TEXT BLOCK:
= = = =

Over the years, engineers at Eaton have been refining their automated mechanical transmissions (AMTs). In that time, I’ve driven and judged them from a driver’s perspective, and praised and criticized them in my writings. This goes back to about 1990, when the company field-tested its CEEMAT hydraulically controlled gearbox that didn’t quite work out. It took electronic controls—microcomputers, really—to bring the potential for preciseness and smoothness to the concept.
The potential was there but the execution lacked the finesse shown in competitor products that appeared along the way. To be sure, clutch engagement was smooth and gear changing usually was correct, if not always as exact as it should’ve been. But my main gripe was that Eaton AMTs let engines rev out almost to their redlines, which violated the principle of progressive shifting taught to me by wise old hands many years ago. Engineers have corrected that, as we’ll see in this jaunt on and off the track at Eaton’s proving grounds near Marshall, Mich.

= = = =

DATA PROVIDED:
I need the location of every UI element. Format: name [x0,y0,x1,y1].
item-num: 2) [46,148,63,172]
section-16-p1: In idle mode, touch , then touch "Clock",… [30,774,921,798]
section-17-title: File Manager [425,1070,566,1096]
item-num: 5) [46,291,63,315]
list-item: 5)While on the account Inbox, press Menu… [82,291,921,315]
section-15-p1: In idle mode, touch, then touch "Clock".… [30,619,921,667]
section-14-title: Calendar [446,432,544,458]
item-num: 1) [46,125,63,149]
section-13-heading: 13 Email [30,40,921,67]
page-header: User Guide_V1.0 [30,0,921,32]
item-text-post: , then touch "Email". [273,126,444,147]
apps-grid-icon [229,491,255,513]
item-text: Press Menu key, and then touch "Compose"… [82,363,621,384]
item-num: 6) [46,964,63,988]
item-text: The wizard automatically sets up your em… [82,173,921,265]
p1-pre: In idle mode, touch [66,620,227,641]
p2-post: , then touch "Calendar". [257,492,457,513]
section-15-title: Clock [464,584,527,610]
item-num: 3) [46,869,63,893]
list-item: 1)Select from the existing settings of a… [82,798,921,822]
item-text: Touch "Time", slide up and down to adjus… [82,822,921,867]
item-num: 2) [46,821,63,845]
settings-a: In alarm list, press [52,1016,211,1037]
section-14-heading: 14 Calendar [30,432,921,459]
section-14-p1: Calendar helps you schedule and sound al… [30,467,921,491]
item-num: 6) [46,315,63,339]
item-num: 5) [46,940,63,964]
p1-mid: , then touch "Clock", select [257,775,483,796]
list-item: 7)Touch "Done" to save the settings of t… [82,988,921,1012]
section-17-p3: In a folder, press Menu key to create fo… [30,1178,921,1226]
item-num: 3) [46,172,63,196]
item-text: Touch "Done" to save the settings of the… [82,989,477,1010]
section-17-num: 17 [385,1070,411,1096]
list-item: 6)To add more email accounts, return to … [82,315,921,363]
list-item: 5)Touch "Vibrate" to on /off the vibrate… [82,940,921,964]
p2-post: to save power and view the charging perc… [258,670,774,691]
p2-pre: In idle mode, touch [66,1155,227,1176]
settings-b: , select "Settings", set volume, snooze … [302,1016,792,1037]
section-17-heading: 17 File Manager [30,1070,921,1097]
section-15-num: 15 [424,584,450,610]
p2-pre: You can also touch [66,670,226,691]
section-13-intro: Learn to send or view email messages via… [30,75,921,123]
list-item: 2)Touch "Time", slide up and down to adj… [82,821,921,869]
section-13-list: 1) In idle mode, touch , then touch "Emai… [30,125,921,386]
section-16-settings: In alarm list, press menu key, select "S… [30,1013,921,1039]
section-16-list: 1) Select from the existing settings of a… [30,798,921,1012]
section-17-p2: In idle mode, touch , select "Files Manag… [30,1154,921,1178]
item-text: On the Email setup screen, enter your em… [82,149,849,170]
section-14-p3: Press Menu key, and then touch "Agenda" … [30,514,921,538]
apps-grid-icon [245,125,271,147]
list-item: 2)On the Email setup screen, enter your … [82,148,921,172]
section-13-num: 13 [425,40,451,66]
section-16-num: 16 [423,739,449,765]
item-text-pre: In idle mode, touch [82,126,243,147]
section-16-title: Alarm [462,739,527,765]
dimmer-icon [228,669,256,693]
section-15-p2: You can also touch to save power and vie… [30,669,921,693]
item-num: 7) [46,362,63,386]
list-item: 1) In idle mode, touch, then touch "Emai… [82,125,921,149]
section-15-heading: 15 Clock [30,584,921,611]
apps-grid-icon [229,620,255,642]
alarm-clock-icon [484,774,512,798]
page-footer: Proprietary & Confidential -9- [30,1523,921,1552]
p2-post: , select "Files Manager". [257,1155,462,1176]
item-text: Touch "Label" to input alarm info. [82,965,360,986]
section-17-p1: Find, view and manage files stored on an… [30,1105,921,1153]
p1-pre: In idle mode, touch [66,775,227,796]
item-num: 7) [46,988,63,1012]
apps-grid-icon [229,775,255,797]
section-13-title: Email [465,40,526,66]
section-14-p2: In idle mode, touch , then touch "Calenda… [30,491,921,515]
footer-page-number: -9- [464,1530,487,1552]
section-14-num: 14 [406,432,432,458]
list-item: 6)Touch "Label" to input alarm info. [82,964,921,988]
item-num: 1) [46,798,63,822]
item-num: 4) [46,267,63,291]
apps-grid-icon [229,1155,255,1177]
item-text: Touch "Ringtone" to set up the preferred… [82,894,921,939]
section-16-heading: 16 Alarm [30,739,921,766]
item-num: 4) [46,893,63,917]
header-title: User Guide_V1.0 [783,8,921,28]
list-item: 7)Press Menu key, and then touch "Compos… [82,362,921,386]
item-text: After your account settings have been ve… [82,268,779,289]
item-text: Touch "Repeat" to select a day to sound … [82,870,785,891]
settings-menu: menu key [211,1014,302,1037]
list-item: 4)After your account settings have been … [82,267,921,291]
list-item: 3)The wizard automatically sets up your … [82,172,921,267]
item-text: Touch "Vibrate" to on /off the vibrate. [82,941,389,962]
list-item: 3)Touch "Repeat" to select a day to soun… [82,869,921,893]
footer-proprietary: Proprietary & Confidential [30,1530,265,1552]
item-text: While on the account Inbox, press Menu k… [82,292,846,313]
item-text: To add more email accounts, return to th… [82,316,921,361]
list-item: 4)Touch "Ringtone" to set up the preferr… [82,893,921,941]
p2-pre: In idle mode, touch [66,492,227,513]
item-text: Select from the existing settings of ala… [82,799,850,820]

= = = =

List every action the writer reports having taken toward Eaton's automated mechanical transmissions over the years, according to the passage about those transmissions.

- Driven them
- Judged them from a driver's perspective
- Praised them in writings
- Criticized them in writings